[start of Extracted material]

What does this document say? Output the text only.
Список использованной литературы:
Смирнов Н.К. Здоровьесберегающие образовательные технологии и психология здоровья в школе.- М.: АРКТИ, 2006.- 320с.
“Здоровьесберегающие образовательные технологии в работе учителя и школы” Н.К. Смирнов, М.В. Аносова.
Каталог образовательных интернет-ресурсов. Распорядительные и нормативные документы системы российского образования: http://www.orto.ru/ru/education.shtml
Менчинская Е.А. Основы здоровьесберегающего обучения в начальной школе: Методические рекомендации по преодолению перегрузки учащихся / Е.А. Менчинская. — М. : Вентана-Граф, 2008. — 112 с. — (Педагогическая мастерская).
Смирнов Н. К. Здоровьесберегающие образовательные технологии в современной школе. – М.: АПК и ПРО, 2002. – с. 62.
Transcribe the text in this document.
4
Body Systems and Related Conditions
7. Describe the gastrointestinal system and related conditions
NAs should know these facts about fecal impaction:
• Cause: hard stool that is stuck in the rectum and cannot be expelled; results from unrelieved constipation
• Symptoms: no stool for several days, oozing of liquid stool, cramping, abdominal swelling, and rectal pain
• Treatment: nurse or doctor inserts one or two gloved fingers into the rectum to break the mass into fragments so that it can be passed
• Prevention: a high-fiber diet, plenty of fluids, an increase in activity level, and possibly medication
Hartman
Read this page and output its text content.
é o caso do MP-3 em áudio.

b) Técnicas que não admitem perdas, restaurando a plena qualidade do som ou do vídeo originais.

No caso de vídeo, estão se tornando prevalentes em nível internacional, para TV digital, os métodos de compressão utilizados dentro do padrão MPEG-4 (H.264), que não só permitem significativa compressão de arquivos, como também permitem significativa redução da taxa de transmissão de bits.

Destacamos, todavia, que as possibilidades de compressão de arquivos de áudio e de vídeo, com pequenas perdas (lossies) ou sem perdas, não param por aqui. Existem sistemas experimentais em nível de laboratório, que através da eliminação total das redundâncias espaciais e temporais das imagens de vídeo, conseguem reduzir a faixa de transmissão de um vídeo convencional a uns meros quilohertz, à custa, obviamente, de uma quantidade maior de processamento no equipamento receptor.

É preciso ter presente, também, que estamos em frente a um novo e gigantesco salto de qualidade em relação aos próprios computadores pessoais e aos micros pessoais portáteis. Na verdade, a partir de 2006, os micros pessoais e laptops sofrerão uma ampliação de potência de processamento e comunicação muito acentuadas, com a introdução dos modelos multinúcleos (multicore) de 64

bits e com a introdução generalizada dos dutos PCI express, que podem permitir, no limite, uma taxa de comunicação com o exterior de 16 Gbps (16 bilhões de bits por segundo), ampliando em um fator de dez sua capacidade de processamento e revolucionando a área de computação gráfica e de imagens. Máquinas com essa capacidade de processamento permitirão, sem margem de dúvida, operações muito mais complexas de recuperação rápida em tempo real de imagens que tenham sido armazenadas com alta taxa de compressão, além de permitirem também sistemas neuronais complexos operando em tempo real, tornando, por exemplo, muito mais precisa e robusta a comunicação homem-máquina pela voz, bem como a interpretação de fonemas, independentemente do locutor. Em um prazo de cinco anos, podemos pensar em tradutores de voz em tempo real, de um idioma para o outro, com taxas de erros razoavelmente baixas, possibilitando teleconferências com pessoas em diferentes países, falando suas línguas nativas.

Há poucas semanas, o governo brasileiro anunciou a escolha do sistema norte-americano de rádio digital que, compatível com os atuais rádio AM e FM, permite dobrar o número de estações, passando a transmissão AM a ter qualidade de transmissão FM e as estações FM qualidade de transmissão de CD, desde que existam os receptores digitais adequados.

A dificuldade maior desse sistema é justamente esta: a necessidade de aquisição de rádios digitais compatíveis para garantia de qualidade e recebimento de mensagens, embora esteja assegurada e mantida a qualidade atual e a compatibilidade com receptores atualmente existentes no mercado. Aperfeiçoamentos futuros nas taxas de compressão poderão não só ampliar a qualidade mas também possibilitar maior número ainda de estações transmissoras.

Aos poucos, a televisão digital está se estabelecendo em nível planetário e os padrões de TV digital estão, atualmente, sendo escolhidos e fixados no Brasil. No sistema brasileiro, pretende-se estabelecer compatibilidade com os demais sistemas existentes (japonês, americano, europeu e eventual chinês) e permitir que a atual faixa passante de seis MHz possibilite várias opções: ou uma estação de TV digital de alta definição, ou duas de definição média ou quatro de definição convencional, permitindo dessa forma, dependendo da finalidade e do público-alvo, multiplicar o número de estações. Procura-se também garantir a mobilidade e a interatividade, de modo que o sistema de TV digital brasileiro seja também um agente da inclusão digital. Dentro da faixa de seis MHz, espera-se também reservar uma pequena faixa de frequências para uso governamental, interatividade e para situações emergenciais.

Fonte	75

[end of Extracted material]

*Directive*
Repeat the whole listing exactly, keeping every line intact.

*Complete output*
What does this document say? Output the text only.
Список использованной литературы:
Смирнов Н.К. Здоровьесберегающие образовательные технологии и психология здоровья в школе.- М.: АРКТИ, 2006.- 320с.
“Здоровьесберегающие образовательные технологии в работе учителя и школы” Н.К. Смирнов, М.В. Аносова.
Каталог образовательных интернет-ресурсов. Распорядительные и нормативные документы системы российского образования: http://www.orto.ru/ru/education.shtml
Менчинская Е.А. Основы здоровьесберегающего обучения в начальной школе: Методические рекомендации по преодолению перегрузки учащихся / Е.А. Менчинская. — М. : Вентана-Граф, 2008. — 112 с. — (Педагогическая мастерская).
Смирнов Н. К. Здоровьесберегающие образовательные технологии в современной школе. – М.: АПК и ПРО, 2002. – с. 62.
Transcribe the text in this document.
4
Body Systems and Related Conditions
7. Describe the gastrointestinal system and related conditions
NAs should know these facts about fecal impaction:
• Cause: hard stool that is stuck in the rectum and cannot be expelled; results from unrelieved constipation
• Symptoms: no stool for several days, oozing of liquid stool, cramping, abdominal swelling, and rectal pain
• Treatment: nurse or doctor inserts one or two gloved fingers into the rectum to break the mass into fragments so that it can be passed
• Prevention: a high-fiber diet, plenty of fluids, an increase in activity level, and possibly medication
Hartman
Read this page and output its text content.
é o caso do MP-3 em áudio.

b) Técnicas que não admitem perdas, restaurando a plena qualidade do som ou do vídeo originais.

No caso de vídeo, estão se tornando prevalentes em nível internacional, para TV digital, os métodos de compressão utilizados dentro do padrão MPEG-4 (H.264), que não só permitem significativa compressão de arquivos, como também permitem significativa redução da taxa de transmissão de bits.

Destacamos, todavia, que as possibilidades de compressão de arquivos de áudio e de vídeo, com pequenas perdas (lossies) ou sem perdas, não param por aqui. Existem sistemas experimentais em nível de laboratório, que através da eliminação total das redundâncias espaciais e temporais das imagens de vídeo, conseguem reduzir a faixa de transmissão de um vídeo convencional a uns meros quilohertz, à custa, obviamente, de uma quantidade maior de processamento no equipamento receptor.

É preciso ter presente, também, que estamos em frente a um novo e gigantesco salto de qualidade em relação aos próprios computadores pessoais e aos micros pessoais portáteis. Na verdade, a partir de 2006, os micros pessoais e laptops sofrerão uma ampliação de potência de processamento e comunicação muito acentuadas, com a introdução dos modelos multinúcleos (multicore) de 64

bits e com a introdução generalizada dos dutos PCI express, que podem permitir, no limite, uma taxa de comunicação com o exterior de 16 Gbps (16 bilhões de bits por segundo), ampliando em um fator de dez sua capacidade de processamento e revolucionando a área de computação gráfica e de imagens. Máquinas com essa capacidade de processamento permitirão, sem margem de dúvida, operações muito mais complexas de recuperação rápida em tempo real de imagens que tenham sido armazenadas com alta taxa de compressão, além de permitirem também sistemas neuronais complexos operando em tempo real, tornando, por exemplo, muito mais precisa e robusta a comunicação homem-máquina pela voz, bem como a interpretação de fonemas, independentemente do locutor. Em um prazo de cinco anos, podemos pensar em tradutores de voz em tempo real, de um idioma para o outro, com taxas de erros razoavelmente baixas, possibilitando teleconferências com pessoas em diferentes países, falando suas línguas nativas.

Há poucas semanas, o governo brasileiro anunciou a escolha do sistema norte-americano de rádio digital que, compatível com os atuais rádio AM e FM, permite dobrar o número de estações, passando a transmissão AM a ter qualidade de transmissão FM e as estações FM qualidade de transmissão de CD, desde que existam os receptores digitais adequados.

A dificuldade maior desse sistema é justamente esta: a necessidade de aquisição de rádios digitais compatíveis para garantia de qualidade e recebimento de mensagens, embora esteja assegurada e mantida a qualidade atual e a compatibilidade com receptores atualmente existentes no mercado. Aperfeiçoamentos futuros nas taxas de compressão poderão não só ampliar a qualidade mas também possibilitar maior número ainda de estações transmissoras.

Aos poucos, a televisão digital está se estabelecendo em nível planetário e os padrões de TV digital estão, atualmente, sendo escolhidos e fixados no Brasil. No sistema brasileiro, pretende-se estabelecer compatibilidade com os demais sistemas existentes (japonês, americano, europeu e eventual chinês) e permitir que a atual faixa passante de seis MHz possibilite várias opções: ou uma estação de TV digital de alta definição, ou duas de definição média ou quatro de definição convencional, permitindo dessa forma, dependendo da finalidade e do público-alvo, multiplicar o número de estações. Procura-se também garantir a mobilidade e a interatividade, de modo que o sistema de TV digital brasileiro seja também um agente da inclusão digital. Dentro da faixa de seis MHz, espera-se também reservar uma pequena faixa de frequências para uso governamental, interatividade e para situações emergenciais.

Fonte	75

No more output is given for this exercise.